Below are the records; locate each line with the word "gusta" and copy it.

** START OF WORKING DATA **

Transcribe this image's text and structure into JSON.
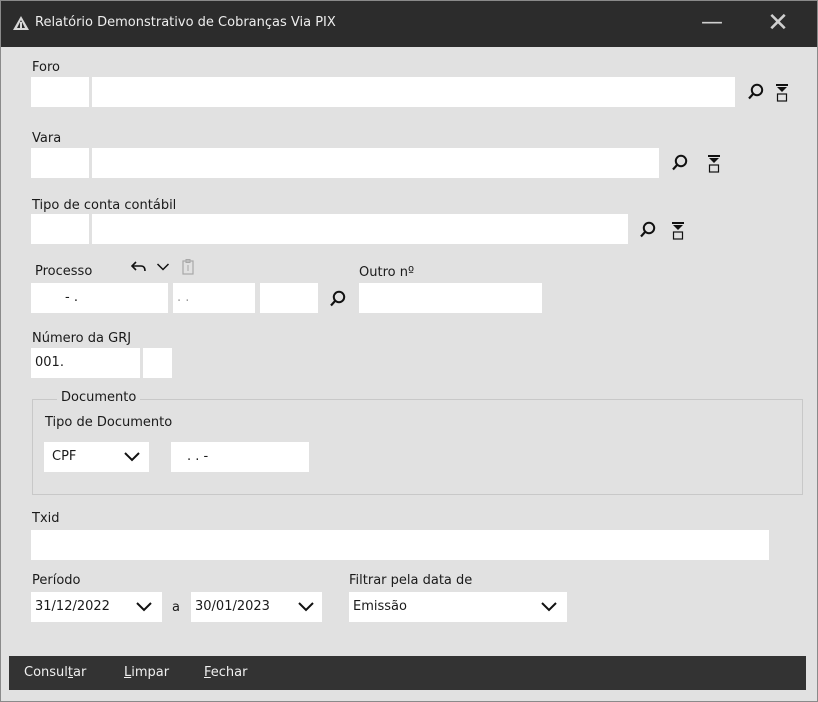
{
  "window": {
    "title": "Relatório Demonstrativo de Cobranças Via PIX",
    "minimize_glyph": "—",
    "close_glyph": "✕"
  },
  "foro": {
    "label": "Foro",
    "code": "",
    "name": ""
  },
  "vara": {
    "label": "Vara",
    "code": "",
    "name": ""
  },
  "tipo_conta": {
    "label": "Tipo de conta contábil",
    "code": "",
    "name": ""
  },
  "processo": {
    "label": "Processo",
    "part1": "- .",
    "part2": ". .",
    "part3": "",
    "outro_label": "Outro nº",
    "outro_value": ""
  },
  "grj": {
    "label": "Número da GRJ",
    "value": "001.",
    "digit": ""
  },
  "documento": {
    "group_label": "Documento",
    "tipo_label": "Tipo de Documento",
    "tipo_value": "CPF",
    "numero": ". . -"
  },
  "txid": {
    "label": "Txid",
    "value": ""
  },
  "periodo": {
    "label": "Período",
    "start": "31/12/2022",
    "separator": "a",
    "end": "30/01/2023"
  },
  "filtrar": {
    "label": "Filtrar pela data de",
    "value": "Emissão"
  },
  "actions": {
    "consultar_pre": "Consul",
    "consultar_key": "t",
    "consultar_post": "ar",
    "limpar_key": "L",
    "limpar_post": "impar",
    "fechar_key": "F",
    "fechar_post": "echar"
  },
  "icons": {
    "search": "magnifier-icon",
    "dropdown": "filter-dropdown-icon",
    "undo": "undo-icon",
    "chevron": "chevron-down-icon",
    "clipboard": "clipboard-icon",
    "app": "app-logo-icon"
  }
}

** END OF WORKING DATA **
** START OF WORKING DATA **

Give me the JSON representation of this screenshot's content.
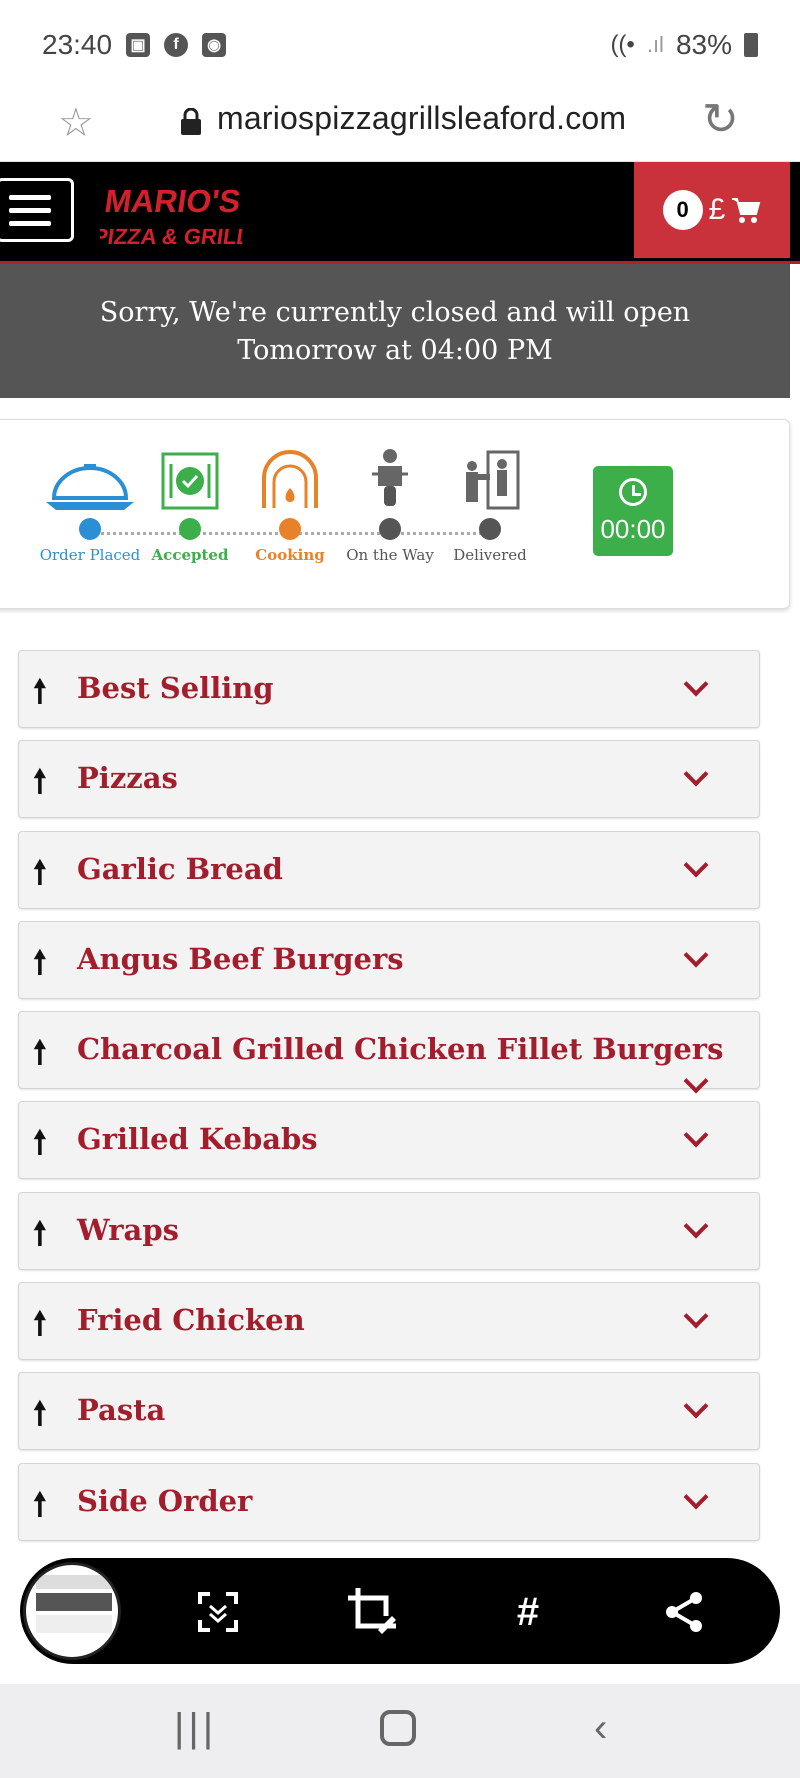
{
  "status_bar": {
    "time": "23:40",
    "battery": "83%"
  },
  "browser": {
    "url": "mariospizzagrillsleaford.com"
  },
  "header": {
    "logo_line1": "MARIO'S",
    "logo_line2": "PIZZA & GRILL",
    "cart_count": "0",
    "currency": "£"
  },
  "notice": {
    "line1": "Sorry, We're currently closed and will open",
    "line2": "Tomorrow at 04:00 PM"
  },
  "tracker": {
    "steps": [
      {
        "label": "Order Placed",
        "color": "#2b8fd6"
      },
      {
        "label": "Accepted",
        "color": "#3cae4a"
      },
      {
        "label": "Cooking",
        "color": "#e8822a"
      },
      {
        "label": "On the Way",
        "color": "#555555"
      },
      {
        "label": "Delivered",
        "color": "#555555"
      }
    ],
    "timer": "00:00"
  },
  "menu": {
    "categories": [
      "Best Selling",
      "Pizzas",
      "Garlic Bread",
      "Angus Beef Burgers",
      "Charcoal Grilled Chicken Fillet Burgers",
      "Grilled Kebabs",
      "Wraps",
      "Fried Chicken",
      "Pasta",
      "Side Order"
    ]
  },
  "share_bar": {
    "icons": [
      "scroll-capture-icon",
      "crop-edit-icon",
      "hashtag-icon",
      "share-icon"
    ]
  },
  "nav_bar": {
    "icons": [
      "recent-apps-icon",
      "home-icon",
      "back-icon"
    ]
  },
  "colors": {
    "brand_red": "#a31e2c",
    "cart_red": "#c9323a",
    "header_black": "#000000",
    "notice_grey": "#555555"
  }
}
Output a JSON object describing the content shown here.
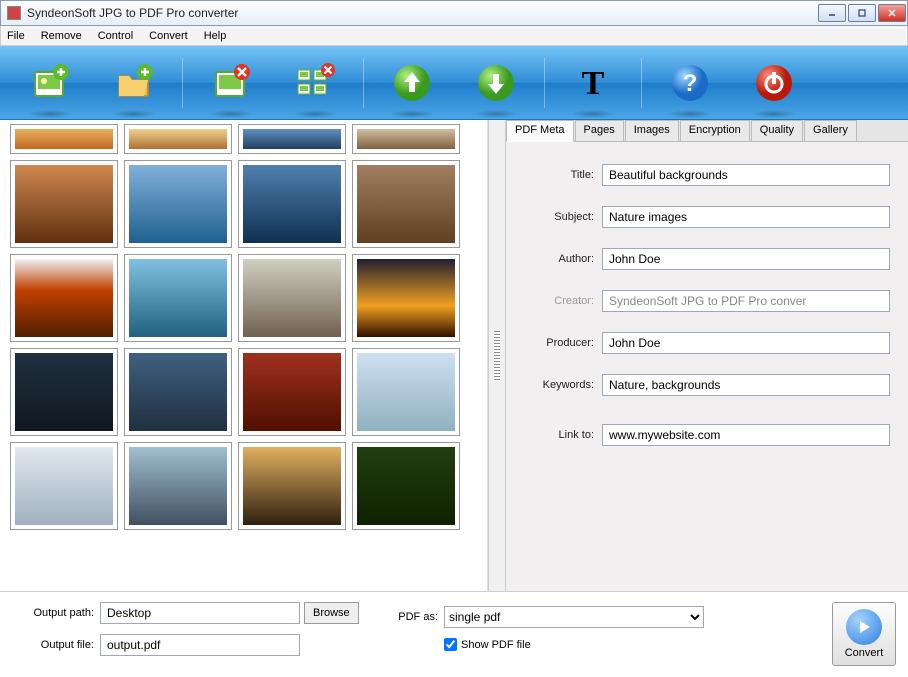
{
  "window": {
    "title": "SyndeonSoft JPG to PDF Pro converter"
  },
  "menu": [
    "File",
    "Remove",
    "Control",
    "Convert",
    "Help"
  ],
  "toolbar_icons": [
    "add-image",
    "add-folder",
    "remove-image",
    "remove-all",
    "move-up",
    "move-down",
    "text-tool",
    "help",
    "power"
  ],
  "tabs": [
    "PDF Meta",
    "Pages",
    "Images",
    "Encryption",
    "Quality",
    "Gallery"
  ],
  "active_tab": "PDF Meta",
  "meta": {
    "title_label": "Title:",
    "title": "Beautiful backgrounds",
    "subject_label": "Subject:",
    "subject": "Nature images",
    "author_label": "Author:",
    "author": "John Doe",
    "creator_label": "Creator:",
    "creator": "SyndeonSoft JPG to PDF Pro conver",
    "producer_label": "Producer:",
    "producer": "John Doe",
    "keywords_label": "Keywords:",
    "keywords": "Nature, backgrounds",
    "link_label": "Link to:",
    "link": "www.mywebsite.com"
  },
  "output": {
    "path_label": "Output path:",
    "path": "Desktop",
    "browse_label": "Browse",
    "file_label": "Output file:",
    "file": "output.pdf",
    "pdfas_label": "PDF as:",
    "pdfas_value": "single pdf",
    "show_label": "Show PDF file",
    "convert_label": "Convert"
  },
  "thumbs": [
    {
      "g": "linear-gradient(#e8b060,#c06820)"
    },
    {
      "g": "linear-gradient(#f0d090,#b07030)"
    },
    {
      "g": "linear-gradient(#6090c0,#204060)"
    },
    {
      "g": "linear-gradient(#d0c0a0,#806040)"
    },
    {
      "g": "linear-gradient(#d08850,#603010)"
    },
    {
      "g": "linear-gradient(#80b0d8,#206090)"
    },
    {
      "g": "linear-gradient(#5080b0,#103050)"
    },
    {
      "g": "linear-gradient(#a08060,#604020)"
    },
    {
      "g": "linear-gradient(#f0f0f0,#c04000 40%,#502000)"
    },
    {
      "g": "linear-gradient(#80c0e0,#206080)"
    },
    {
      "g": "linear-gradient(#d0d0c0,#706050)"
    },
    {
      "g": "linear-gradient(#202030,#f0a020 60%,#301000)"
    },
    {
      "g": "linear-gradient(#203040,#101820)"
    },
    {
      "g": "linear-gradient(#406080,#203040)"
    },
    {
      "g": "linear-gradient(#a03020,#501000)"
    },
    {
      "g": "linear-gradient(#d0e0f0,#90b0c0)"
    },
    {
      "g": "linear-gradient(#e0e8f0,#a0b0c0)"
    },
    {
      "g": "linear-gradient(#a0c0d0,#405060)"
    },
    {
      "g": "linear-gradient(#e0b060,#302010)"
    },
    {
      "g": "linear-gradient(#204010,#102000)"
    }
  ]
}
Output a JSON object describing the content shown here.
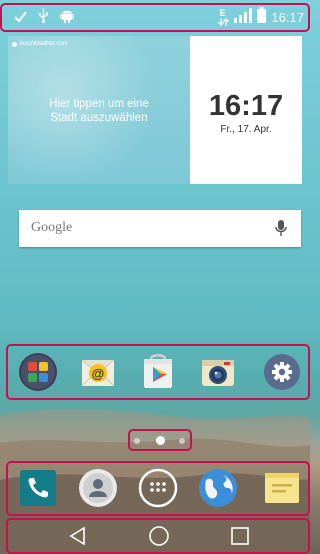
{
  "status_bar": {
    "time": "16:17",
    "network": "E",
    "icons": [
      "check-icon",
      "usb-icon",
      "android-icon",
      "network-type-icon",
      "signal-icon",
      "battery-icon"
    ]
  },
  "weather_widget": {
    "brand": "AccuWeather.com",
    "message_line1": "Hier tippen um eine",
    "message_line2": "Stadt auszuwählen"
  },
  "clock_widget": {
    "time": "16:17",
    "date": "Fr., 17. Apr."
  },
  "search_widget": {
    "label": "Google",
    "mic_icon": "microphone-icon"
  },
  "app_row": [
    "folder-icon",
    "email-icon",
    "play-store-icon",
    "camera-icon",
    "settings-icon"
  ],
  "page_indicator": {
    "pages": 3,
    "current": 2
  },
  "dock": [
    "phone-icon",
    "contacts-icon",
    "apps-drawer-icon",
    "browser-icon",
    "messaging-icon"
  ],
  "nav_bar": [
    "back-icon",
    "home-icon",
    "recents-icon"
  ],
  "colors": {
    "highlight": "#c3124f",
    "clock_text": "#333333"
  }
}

** END OF WORKING DATA **
** START OF WORKING DATA **

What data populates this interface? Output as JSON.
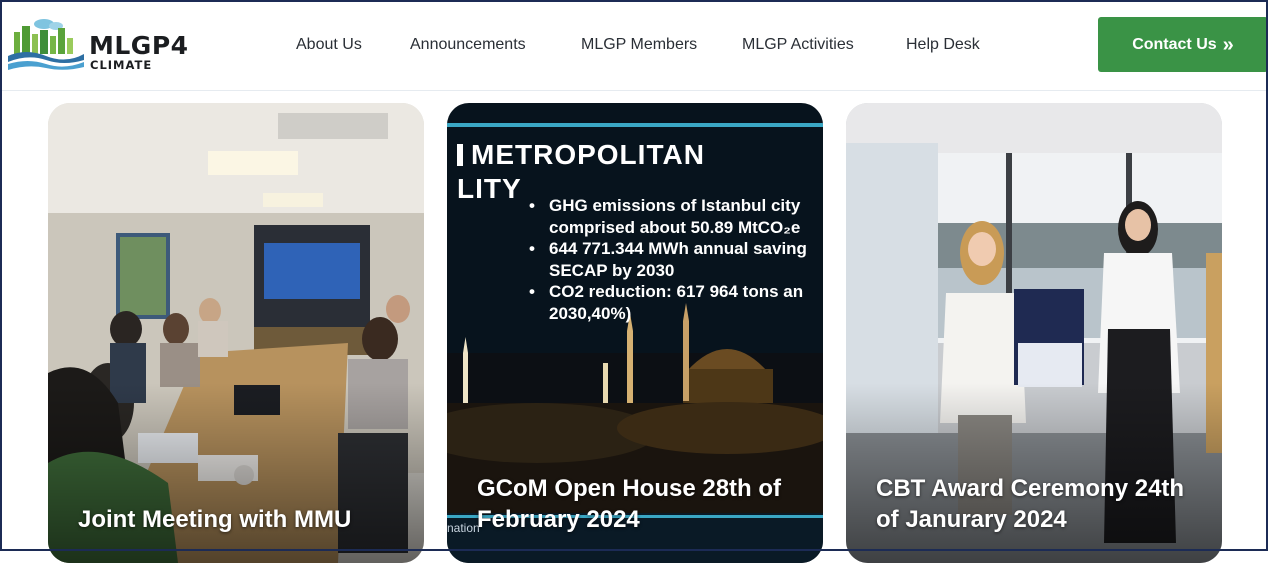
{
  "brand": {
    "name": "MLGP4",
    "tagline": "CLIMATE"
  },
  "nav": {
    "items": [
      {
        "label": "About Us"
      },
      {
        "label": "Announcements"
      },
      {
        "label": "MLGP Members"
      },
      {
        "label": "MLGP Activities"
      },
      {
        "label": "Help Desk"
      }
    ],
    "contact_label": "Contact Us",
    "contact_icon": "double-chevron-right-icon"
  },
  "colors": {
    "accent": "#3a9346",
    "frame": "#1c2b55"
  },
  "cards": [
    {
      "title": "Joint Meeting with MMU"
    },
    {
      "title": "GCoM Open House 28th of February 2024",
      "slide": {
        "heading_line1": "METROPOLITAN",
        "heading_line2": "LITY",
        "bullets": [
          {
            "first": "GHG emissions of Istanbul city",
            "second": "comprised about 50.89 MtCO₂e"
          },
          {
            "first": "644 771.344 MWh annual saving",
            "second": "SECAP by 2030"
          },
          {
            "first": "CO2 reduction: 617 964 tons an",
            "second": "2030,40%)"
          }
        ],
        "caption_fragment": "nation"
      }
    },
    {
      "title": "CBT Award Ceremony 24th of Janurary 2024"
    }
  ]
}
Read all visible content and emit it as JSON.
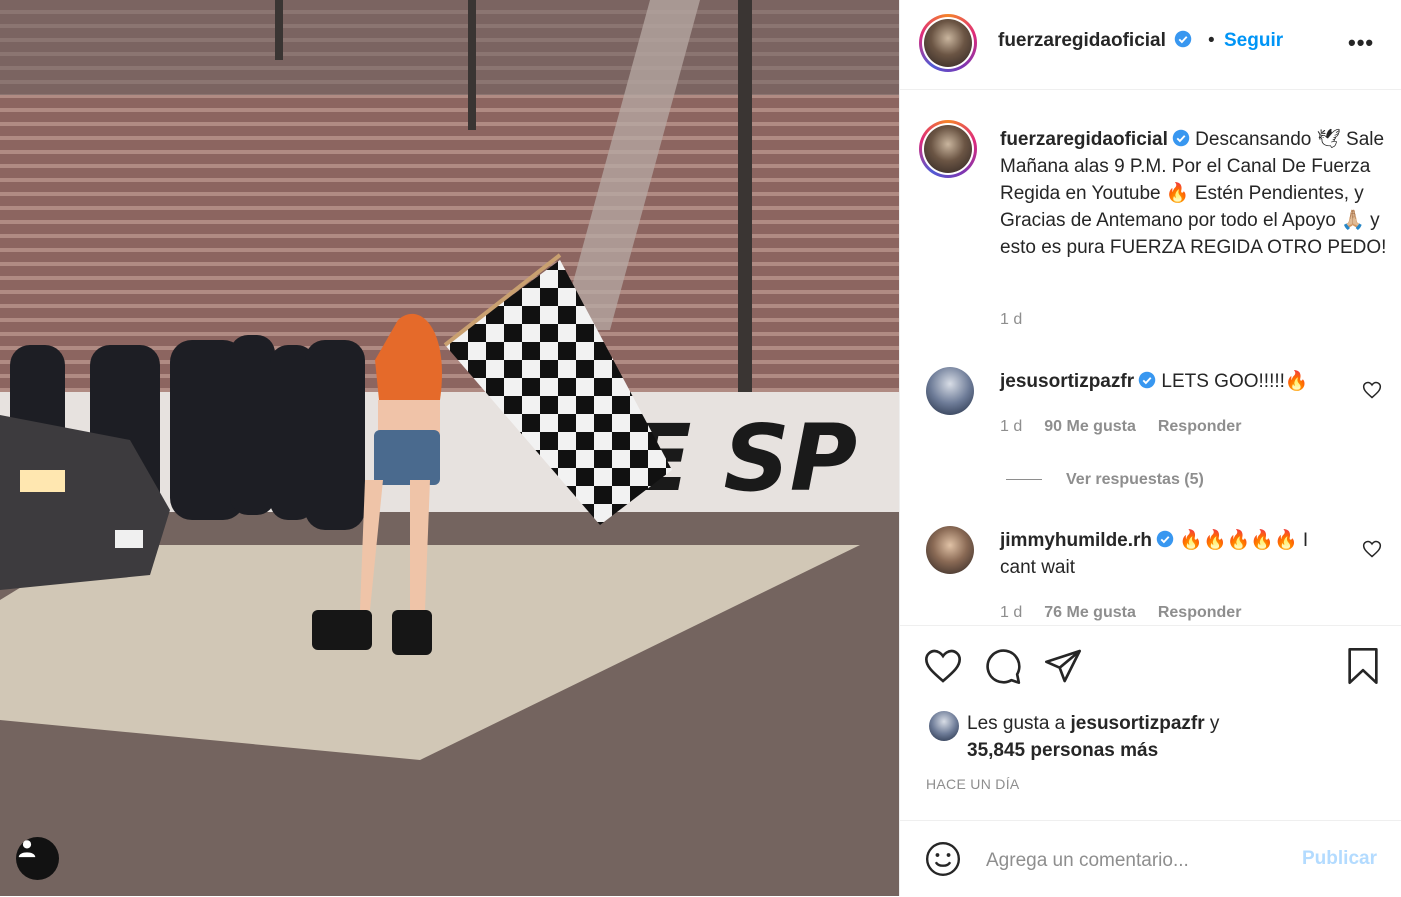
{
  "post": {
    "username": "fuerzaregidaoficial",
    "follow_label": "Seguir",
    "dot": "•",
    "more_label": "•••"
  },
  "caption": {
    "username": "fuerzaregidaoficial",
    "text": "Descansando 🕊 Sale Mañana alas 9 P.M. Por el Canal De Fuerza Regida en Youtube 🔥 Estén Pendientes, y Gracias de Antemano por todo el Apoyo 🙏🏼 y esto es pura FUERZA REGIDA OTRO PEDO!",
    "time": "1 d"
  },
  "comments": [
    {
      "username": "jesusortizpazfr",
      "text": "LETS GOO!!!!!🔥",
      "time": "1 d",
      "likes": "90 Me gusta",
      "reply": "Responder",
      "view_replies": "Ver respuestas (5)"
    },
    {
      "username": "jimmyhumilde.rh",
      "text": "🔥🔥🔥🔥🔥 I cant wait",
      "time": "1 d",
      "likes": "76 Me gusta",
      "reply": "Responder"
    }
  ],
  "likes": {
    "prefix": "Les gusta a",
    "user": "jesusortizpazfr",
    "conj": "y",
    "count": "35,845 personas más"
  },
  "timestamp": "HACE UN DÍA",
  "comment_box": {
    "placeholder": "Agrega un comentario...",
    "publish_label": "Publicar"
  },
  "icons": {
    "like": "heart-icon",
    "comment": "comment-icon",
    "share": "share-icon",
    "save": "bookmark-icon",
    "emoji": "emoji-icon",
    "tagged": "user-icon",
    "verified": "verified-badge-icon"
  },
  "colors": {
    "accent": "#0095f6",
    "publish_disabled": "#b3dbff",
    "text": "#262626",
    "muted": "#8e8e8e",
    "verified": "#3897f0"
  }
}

** END OF WORKING DATA **

REPLY TO THE EXERCISE:
      "likes": "90 Me gusta",
      "likes": "76 Me gusta",
    "prefix": "Les gusta a",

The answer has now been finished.